Begin

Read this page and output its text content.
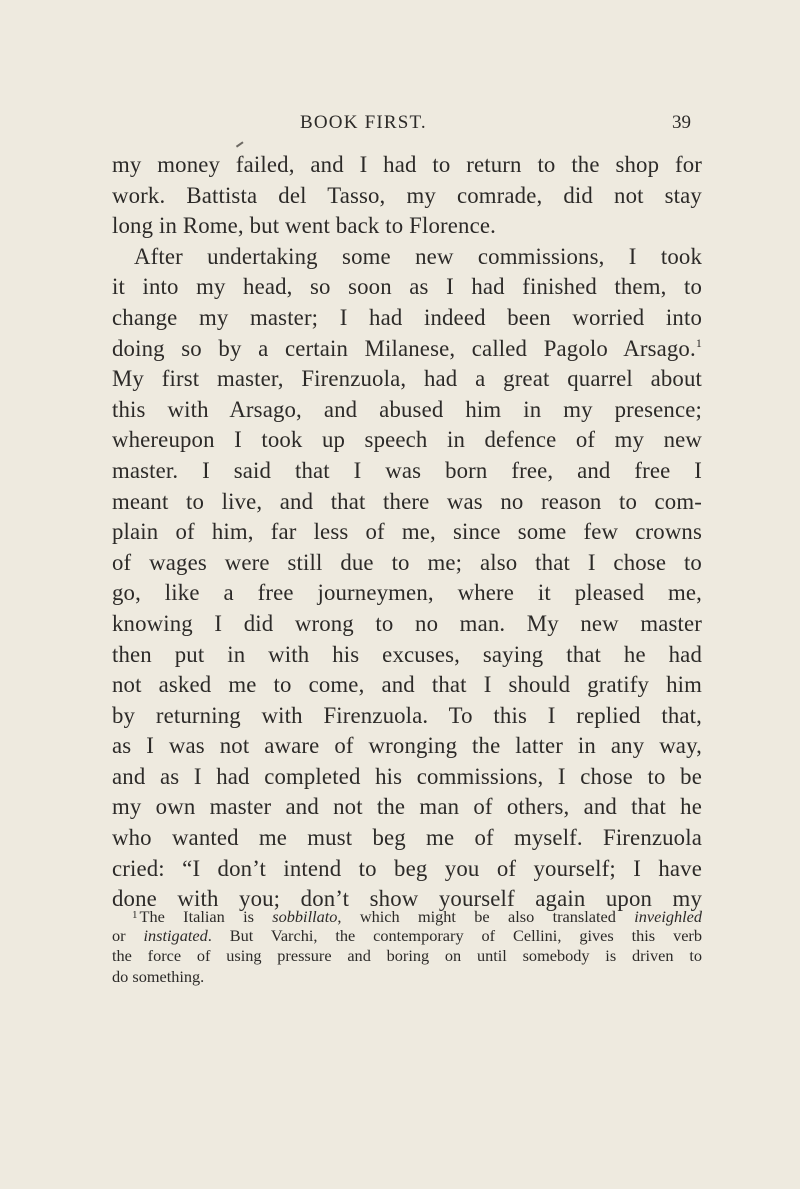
BOOK FIRST.	39
my money failed, and I had to return to the shop for
work. Battista del Tasso, my comrade, did not stay
long in Rome, but went back to Florence.
After undertaking some new commissions, I took
it into my head, so soon as I had finished them, to
change my master; I had indeed been worried into
doing so by a certain Milanese, called Pagolo Arsago.$^1$
My first master, Firenzuola, had a great quarrel about
this with Arsago, and abused him in my presence;
whereupon I took up speech in defence of my new
master. I said that I was born free, and free I
meant to live, and that there was no reason to com-
plain of him, far less of me, since some few crowns
of wages were still due to me; also that I chose to
go, like a free journeymen, where it pleased me,
knowing I did wrong to no man. My new master
then put in with his excuses, saying that he had
not asked me to come, and that I should gratify him
by returning with Firenzuola. To this I replied that,
as I was not aware of wronging the latter in any way,
and as I had completed his commissions, I chose to be
my own master and not the man of others, and that he
who wanted me must beg me of myself. Firenzuola
cried: “I don’t intend to beg you of yourself; I have
done with you; don’t show yourself again upon my
$^1$ The Italian is sobbillato, which might be also translated inveighled
or instigated. But Varchi, the contemporary of Cellini, gives this verb
the force of using pressure and boring on until somebody is driven to
do something.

End

■ SHORT TASK: Find each line holding the string "with" and copy it out.

■ SOLUTION FOR THIS PROBLEM:
this with Arsago, and abused him in my presence;
then put in with his excuses, saying that he had
by returning with Firenzuola. To this I replied that,
done with you; don’t show yourself again upon my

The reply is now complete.